What is expected: Which lines have the string "زمورة"? Copy all of them from the entries below.

[Stored records]
-*-

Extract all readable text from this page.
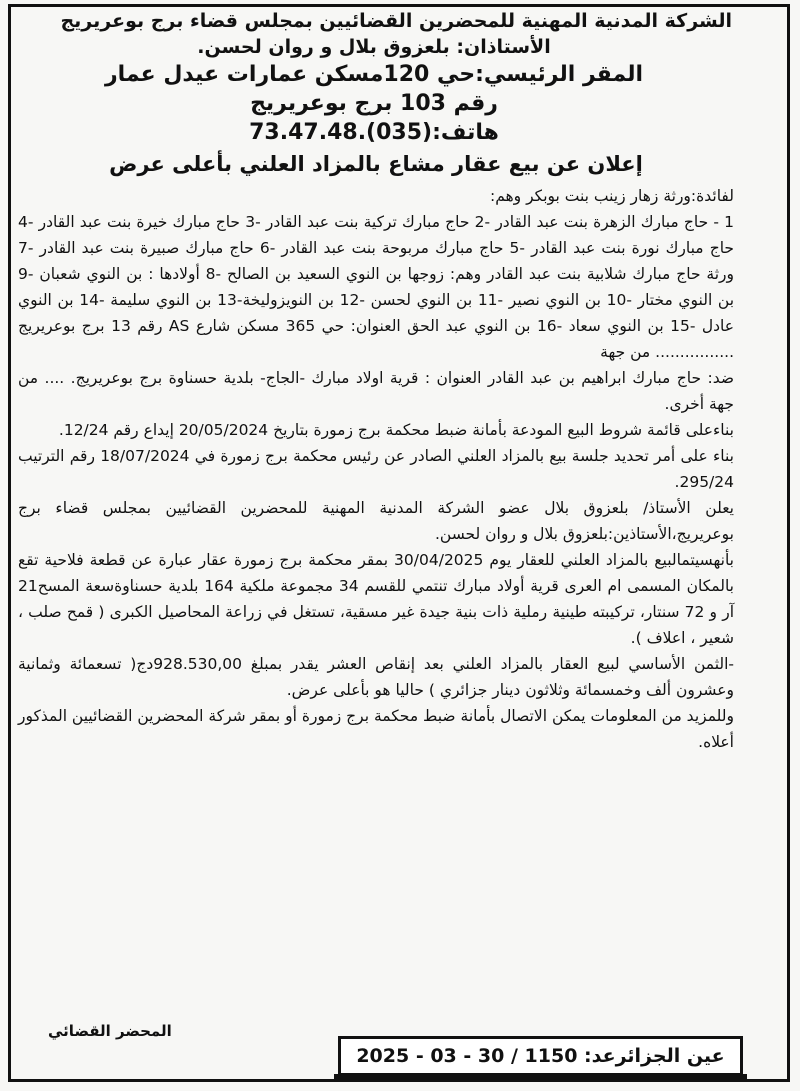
الشركة المدنية المهنية للمحضرين القضائيين بمجلس قضاء برج بوعريريج

الأستاذان: بلعزوق بلال و روان لحسن.

المقر الرئيسي:حي 120مسكن عمارات عيدل عمار

رقم 103 برج بوعريريج

هاتف:(035).73.47.48

إعلان عن بيع عقار مشاع بالمزاد العلني بأعلى عرض

لفائدة:ورثة زهار زينب بنت بوبكر وهم:

1 - حاج مبارك الزهرة بنت عبد القادر -2 حاج مبارك تركية بنت عبد القادر -3 حاج مبارك خيرة بنت عبد القادر -4 حاج مبارك نورة بنت عبد القادر -5 حاج مبارك مربوحة بنت عبد القادر -6 حاج مبارك صبيرة بنت عبد القادر -7 ورثة حاج مبارك شلابية بنت عبد القادر وهم: زوجها بن النوي السعيد بن الصالح -8 أولادها : بن النوي شعبان -9 بن النوي مختار -10 بن النوي نصير -11 بن النوي لحسن -12 بن النويزوليخة-13 بن النوي سليمة -14 بن النوي عادل -15 بن النوي سعاد -16 بن النوي عبد الحق العنوان: حي 365 مسكن شارع AS رقم 13 برج بوعريريج ................ من جهة

ضد: حاج مبارك ابراهيم بن عبد القادر العنوان : قرية اولاد مبارك -الجاج- بلدية حسناوة برج بوعريريج. .... من جهة أخرى.

بناءعلى قائمة شروط البيع المودعة بأمانة ضبط محكمة برج زمورة بتاريخ 20/05/2024 إيداع رقم 12/24.

بناء على أمر تحديد جلسة بيع بالمزاد العلني الصادر عن رئيس محكمة برج زمورة في 18/07/2024 رقم الترتيب 295/24.

يعلن الأستاذ/ بلعزوق بلال عضو الشركة المدنية المهنية للمحضرين القضائيين بمجلس قضاء برج بوعريريج،الأستاذين:بلعزوق بلال و روان لحسن.

بأنهسيتمالبيع بالمزاد العلني للعقار يوم 30/04/2025 بمقر محكمة برج زمورة عقار عبارة عن قطعة فلاحية تقع بالمكان المسمى ام العرى قرية أولاد مبارك تنتمي للقسم 34 مجموعة ملكية 164 بلدية حسناوةسعة المسح21 آر و 72 سنتار، تركيبته طينية رملية ذات بنية جيدة غير مسقية، تستغل في زراعة المحاصيل الكبرى ( قمح صلب ، شعير ، اعلاف ).

-الثمن الأساسي لبيع العقار بالمزاد العلني بعد إنقاص العشر يقدر بمبلغ 928.530,00دج( تسعمائة وثمانية وعشرون ألف وخمسمائة وثلاثون دينار جزائري ) حاليا هو بأعلى عرض.

وللمزيد من المعلومات يمكن الاتصال بأمانة ضبط محكمة برج زمورة أو بمقر شركة المحضرين القضائيين المذكور أعلاه.

المحضر القضائي
عين الجزائرعد: 1150 / 30 - 03 - 2025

-*-

Task output:
بناءعلى قائمة شروط البيع المودعة بأمانة ضبط محكمة برج زمورة بتاريخ 20/05/2024 إيداع رقم 12/24.
بناء على أمر تحديد جلسة بيع بالمزاد العلني الصادر عن رئيس محكمة برج زمورة في 18/07/2024 رقم الترتيب 295/24.
بأنهسيتمالبيع بالمزاد العلني للعقار يوم 30/04/2025 بمقر محكمة برج زمورة عقار عبارة عن قطعة فلاحية تقع بالمكان المسمى ام العرى قرية أولاد مبارك تنتمي للقسم 34 مجموعة ملكية 164 بلدية حسناوةسعة المسح21 آر و 72 سنتار، تركيبته طينية رملية ذات بنية جيدة غير مسقية، تستغل في زراعة المحاصيل الكبرى ( قمح صلب ، شعير ، اعلاف ).
وللمزيد من المعلومات يمكن الاتصال بأمانة ضبط محكمة برج زمورة أو بمقر شركة المحضرين القضائيين المذكور أعلاه.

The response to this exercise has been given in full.